**Exercise prompt:** Extract all lines from the data beneath that include the word "areas".

**Listing:**
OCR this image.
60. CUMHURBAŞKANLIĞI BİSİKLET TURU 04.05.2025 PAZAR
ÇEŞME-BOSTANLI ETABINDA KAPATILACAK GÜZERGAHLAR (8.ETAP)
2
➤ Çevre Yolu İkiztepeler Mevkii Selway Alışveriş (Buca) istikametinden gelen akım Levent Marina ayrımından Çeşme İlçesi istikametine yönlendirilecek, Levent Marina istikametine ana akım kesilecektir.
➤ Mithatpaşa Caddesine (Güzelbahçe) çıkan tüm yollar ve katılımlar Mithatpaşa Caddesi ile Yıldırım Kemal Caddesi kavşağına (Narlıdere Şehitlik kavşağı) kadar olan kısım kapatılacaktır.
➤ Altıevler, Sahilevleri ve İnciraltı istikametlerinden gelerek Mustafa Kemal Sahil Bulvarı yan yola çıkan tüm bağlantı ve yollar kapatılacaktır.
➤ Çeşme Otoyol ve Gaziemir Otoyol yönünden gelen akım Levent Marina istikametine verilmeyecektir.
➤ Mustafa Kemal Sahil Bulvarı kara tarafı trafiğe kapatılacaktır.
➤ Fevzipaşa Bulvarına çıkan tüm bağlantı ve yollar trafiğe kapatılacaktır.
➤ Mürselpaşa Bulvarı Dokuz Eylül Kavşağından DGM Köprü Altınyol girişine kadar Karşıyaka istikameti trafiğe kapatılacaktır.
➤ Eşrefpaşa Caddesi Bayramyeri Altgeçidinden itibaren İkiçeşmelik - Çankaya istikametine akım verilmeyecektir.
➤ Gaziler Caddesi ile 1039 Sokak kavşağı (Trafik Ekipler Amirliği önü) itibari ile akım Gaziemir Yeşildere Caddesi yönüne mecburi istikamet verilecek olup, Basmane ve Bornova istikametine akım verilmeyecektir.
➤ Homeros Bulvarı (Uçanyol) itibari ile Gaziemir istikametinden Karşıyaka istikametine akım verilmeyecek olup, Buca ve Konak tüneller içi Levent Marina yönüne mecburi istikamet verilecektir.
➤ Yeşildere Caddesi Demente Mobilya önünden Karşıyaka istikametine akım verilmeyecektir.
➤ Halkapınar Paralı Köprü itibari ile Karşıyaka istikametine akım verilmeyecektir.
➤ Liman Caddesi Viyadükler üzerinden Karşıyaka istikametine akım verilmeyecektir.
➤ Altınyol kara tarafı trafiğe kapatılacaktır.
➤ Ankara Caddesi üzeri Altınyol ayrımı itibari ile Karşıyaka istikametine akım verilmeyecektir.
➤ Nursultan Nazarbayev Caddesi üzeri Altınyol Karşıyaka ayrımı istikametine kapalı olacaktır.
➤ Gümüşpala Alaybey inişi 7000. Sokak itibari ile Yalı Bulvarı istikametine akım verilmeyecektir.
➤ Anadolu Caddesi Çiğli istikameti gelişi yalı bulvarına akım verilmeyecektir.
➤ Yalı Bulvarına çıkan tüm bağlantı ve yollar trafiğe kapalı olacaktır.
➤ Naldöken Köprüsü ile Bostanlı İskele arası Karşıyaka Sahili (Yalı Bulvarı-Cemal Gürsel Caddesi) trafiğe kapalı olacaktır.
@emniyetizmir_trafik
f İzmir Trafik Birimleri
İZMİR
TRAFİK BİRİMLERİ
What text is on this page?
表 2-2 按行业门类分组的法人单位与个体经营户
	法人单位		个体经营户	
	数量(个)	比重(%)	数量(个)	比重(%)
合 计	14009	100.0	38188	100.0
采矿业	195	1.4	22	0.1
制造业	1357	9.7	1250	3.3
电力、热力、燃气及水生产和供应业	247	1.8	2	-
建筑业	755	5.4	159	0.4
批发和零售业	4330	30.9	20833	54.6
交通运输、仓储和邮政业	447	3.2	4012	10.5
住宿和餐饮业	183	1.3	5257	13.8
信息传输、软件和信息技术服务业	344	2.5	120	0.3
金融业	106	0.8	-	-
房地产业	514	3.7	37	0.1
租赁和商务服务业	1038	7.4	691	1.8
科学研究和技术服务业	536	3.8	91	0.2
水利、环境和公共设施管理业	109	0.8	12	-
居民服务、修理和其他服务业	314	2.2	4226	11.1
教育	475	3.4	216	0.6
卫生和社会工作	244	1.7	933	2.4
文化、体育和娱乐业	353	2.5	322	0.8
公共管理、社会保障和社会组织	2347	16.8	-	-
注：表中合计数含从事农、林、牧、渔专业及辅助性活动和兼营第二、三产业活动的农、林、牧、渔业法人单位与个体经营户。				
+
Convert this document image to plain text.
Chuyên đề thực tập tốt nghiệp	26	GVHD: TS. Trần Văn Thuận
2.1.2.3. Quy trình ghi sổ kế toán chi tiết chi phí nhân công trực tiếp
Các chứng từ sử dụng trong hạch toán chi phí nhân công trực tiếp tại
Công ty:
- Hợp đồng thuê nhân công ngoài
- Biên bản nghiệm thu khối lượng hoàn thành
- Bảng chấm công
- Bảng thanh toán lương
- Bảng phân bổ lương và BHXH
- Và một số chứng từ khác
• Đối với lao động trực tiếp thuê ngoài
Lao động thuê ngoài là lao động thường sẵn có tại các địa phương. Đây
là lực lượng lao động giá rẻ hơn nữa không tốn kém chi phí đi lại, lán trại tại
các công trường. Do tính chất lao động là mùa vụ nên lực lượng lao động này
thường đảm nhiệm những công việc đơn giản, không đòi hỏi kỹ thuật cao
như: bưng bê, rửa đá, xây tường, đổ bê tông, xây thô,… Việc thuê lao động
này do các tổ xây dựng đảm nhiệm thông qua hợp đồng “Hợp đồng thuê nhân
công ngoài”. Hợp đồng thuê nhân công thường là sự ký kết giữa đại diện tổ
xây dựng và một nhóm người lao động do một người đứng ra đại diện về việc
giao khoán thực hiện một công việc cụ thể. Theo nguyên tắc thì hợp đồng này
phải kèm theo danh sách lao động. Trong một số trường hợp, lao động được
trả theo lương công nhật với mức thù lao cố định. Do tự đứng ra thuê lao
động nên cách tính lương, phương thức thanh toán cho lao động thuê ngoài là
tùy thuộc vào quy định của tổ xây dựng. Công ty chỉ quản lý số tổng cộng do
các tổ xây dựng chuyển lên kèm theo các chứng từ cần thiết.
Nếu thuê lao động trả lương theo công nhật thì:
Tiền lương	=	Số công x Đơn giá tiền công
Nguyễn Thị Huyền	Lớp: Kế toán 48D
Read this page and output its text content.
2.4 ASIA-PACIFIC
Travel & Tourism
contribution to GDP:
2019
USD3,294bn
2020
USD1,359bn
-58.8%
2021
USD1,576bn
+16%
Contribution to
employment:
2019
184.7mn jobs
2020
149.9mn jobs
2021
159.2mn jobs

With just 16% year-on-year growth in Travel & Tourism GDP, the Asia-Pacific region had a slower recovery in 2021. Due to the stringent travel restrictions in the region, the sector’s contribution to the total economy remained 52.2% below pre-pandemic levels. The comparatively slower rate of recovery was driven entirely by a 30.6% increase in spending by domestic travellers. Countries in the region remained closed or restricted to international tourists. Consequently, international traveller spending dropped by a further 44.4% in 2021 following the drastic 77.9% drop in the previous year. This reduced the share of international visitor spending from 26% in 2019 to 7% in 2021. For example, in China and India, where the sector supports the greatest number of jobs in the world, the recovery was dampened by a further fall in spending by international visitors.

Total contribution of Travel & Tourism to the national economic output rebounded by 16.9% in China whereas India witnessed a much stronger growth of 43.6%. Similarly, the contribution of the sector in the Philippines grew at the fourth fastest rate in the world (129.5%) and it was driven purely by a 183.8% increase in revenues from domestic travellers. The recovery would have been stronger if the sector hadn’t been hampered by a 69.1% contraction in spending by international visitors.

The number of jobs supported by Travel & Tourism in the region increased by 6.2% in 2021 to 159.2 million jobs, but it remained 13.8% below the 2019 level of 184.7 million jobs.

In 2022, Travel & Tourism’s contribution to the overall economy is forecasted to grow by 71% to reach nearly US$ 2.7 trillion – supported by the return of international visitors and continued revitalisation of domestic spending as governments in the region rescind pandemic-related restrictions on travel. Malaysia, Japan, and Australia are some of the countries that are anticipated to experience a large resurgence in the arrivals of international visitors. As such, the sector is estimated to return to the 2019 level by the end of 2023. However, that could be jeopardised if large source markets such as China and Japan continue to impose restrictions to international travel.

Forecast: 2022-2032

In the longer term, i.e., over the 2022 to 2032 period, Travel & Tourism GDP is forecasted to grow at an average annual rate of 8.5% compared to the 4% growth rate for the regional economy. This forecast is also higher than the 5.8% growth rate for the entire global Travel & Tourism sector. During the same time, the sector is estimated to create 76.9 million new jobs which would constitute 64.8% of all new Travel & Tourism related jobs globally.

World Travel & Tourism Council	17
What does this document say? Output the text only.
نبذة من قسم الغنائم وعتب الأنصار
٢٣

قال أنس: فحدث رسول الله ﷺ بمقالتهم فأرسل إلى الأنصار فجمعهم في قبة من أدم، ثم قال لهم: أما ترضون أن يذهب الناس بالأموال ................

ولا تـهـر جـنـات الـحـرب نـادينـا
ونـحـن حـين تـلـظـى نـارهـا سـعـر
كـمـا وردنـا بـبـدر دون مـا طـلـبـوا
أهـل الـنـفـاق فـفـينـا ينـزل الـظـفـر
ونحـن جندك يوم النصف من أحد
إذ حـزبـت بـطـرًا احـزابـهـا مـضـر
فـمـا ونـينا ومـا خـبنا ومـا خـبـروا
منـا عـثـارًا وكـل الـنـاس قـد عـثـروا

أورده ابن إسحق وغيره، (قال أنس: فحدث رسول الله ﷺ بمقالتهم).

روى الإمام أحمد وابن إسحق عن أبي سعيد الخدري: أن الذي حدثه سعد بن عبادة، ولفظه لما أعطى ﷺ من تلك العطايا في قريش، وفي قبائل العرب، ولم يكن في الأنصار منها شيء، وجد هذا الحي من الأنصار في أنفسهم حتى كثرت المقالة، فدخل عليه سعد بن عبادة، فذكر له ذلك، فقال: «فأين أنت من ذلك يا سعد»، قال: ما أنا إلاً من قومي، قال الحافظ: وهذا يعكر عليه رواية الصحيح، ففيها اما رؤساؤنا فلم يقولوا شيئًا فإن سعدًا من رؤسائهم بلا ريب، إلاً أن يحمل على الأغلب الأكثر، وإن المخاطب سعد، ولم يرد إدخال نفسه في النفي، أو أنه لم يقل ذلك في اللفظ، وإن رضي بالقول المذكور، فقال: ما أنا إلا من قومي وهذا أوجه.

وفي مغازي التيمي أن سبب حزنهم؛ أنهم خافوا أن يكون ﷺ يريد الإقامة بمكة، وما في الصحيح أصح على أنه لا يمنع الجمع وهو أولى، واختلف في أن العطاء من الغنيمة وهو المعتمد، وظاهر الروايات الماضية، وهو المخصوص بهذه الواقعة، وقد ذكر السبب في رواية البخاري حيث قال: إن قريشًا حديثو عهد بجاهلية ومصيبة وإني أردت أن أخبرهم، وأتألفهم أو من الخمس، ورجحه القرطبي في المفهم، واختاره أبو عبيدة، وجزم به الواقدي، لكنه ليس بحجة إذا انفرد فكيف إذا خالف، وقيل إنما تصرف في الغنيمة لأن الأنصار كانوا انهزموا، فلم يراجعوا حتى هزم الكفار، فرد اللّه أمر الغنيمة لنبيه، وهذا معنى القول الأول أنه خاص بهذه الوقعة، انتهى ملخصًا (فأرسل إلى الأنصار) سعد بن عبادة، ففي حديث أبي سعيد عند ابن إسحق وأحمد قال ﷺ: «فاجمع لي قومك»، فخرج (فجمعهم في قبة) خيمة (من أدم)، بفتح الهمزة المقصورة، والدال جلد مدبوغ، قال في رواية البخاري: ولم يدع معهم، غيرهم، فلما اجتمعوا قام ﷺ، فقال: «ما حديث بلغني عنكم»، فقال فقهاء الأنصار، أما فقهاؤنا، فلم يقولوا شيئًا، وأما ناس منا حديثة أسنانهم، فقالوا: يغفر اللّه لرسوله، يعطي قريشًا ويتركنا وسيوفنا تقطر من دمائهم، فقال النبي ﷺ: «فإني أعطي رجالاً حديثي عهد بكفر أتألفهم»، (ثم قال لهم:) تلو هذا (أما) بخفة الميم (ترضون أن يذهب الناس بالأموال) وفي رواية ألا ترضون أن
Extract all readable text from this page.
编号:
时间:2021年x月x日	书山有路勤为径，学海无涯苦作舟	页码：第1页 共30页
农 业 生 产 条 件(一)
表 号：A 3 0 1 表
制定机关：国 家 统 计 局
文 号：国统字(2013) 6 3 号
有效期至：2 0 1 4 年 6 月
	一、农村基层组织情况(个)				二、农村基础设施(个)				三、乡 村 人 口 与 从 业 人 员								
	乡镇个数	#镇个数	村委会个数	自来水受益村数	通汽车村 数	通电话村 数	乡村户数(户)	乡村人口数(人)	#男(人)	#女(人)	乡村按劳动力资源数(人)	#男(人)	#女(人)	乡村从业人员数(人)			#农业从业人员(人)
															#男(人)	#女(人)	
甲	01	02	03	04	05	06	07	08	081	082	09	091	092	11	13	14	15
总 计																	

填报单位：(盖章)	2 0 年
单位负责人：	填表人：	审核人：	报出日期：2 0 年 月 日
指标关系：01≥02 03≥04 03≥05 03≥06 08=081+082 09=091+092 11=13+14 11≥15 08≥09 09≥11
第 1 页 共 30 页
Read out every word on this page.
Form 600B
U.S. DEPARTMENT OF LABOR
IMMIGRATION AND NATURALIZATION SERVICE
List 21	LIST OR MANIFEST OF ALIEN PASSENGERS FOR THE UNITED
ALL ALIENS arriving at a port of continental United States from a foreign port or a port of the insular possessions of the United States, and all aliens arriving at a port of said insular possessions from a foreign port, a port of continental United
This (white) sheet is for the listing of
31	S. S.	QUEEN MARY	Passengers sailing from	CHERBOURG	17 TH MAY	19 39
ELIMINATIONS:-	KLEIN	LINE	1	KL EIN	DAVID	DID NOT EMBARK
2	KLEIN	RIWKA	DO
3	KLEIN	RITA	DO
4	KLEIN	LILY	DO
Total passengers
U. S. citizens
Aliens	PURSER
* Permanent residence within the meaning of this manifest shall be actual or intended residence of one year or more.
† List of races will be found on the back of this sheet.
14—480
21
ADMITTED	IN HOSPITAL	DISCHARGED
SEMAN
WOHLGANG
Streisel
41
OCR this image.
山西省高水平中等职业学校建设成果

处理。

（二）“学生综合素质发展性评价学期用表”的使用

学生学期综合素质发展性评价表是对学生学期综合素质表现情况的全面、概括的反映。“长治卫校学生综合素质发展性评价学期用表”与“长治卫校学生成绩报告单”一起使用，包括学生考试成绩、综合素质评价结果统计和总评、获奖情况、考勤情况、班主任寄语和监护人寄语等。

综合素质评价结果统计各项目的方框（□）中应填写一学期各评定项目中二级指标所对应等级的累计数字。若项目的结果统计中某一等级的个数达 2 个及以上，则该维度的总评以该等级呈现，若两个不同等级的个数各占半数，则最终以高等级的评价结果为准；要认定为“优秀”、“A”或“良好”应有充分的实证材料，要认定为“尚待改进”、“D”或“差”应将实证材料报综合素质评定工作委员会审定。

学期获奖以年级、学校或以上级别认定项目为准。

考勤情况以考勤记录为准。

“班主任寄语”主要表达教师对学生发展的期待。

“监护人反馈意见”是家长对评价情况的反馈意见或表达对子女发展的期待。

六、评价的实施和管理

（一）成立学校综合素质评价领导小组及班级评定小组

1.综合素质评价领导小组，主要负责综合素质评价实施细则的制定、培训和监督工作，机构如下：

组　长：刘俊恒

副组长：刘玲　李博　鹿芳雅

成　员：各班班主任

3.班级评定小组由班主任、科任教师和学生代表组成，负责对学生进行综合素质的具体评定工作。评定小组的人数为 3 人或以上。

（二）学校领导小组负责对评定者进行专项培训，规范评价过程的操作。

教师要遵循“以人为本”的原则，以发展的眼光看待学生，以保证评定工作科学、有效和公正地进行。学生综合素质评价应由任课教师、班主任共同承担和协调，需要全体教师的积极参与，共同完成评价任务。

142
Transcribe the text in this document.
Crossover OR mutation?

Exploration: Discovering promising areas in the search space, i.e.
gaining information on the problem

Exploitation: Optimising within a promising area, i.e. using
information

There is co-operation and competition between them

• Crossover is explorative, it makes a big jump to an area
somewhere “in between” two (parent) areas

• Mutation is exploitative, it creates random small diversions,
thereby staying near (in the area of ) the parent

**Answer to this problem:**
Exploration: Discovering promising areas in the search space, i.e.
somewhere “in between” two (parent) areas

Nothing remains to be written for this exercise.